• _WRITTEN EXERCISE_: Using the records below, locate all lines containing "distribution" and return them.

• _RECORDS TO USE_:
┄┄┄┄┄┄┄┄┄┄┄┄┄┄┄┄┄┄┄┄

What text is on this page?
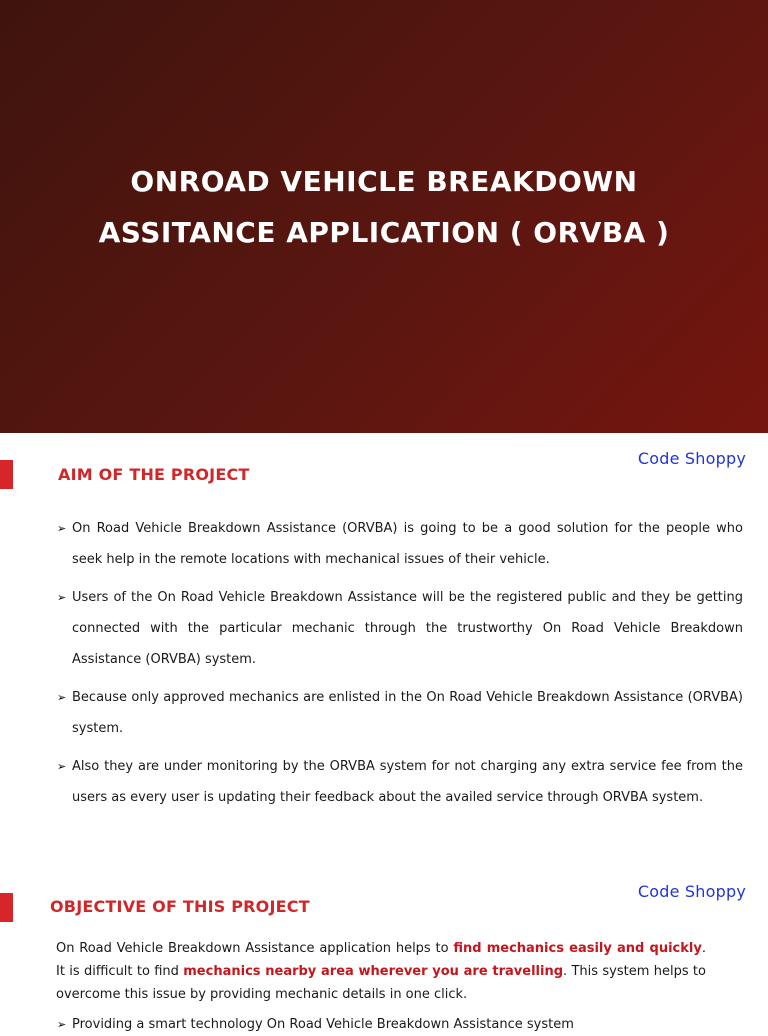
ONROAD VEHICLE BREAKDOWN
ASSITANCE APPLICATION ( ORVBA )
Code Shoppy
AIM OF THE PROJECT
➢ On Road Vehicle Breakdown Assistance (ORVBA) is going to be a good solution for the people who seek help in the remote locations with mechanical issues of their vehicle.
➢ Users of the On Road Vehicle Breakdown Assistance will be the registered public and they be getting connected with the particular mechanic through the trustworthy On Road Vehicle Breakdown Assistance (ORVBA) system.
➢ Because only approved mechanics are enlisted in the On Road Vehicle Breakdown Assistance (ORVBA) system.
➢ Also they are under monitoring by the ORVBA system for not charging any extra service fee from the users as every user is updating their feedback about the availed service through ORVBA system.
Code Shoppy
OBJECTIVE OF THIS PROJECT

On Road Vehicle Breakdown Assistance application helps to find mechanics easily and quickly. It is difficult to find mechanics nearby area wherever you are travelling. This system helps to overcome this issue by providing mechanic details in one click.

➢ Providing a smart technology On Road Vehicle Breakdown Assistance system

┄┄┄┄┄┄┄┄┄┄┄┄┄┄┄┄┄┄┄┄

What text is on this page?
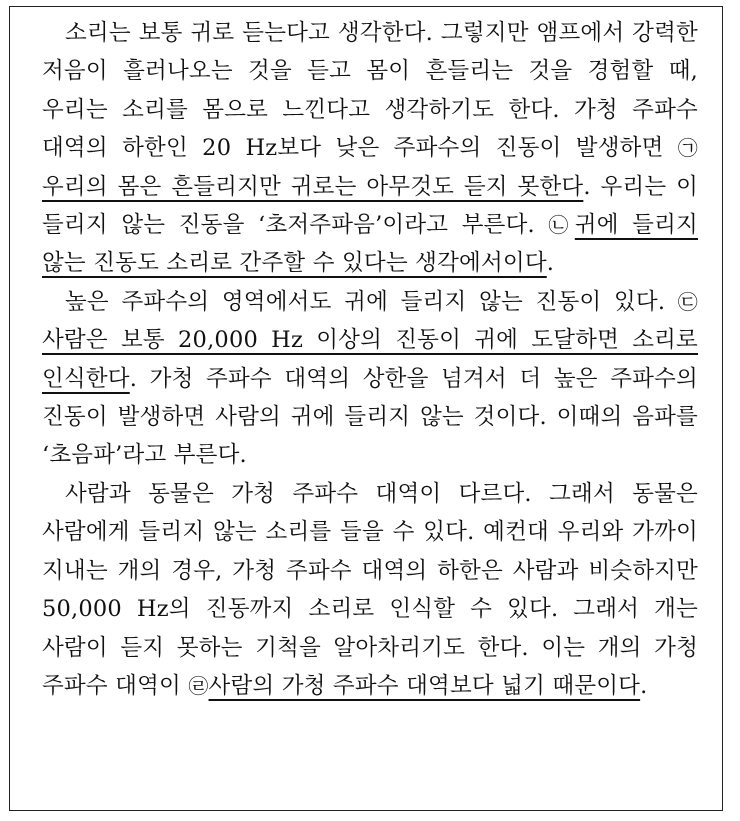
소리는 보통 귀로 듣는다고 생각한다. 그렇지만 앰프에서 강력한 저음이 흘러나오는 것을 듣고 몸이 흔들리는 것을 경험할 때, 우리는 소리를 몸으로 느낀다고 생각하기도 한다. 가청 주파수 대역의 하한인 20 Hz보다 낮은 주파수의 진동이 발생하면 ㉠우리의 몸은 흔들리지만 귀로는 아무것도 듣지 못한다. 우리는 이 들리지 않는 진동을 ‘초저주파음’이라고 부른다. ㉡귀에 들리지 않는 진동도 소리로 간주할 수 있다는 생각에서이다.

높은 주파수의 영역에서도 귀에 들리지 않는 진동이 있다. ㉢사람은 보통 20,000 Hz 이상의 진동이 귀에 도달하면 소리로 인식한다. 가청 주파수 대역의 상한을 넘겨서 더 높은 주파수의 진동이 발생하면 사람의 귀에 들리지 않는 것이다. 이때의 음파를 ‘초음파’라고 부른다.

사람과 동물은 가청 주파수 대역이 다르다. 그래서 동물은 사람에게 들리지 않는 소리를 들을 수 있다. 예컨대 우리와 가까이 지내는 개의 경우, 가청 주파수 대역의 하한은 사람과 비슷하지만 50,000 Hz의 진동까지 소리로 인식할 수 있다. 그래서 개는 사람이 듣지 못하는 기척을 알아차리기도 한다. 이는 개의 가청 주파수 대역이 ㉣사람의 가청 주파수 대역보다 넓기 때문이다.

┄┄┄┄┄┄┄┄┄┄┄┄┄┄┄┄┄┄┄┄

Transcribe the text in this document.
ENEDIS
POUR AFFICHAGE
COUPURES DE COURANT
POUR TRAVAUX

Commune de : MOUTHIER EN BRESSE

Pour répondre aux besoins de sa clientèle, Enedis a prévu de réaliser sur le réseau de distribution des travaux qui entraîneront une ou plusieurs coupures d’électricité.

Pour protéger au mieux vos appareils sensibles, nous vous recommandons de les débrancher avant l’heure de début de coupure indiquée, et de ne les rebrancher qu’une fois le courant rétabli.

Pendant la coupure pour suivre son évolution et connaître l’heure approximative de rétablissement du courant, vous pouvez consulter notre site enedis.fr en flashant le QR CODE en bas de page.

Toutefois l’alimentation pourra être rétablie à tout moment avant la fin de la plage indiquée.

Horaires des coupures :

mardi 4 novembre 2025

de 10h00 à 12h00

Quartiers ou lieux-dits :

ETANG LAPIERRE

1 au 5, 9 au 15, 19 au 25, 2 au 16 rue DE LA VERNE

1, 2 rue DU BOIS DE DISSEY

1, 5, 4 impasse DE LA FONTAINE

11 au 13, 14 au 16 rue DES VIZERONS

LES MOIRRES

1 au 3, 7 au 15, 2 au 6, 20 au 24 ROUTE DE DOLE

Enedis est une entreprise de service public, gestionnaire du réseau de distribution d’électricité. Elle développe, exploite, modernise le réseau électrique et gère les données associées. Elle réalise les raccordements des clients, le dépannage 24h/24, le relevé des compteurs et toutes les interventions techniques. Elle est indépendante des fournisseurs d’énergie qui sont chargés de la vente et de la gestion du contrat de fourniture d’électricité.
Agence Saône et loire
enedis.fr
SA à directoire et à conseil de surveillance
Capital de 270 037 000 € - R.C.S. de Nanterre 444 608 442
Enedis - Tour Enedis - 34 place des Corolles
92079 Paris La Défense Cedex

┄┄┄┄┄┄┄┄┄┄┄┄┄┄┄┄┄┄┄┄

• _SOLUTION TO THE EXERCISE_:
Pour répondre aux besoins de sa clientèle, Enedis a prévu de réaliser sur le réseau de distribution des travaux qui entraîneront une ou plusieurs coupures d’électricité.
Enedis est une entreprise de service public, gestionnaire du réseau de distribution d’électricité. Elle développe, exploite, modernise le réseau électrique et gère les données associées. Elle réalise les raccordements des clients, le dépannage 24h/24, le relevé des compteurs et toutes les interventions techniques. Elle est indépendante des fournisseurs d’énergie qui sont chargés de la vente et de la gestion du contrat de fourniture d’électricité.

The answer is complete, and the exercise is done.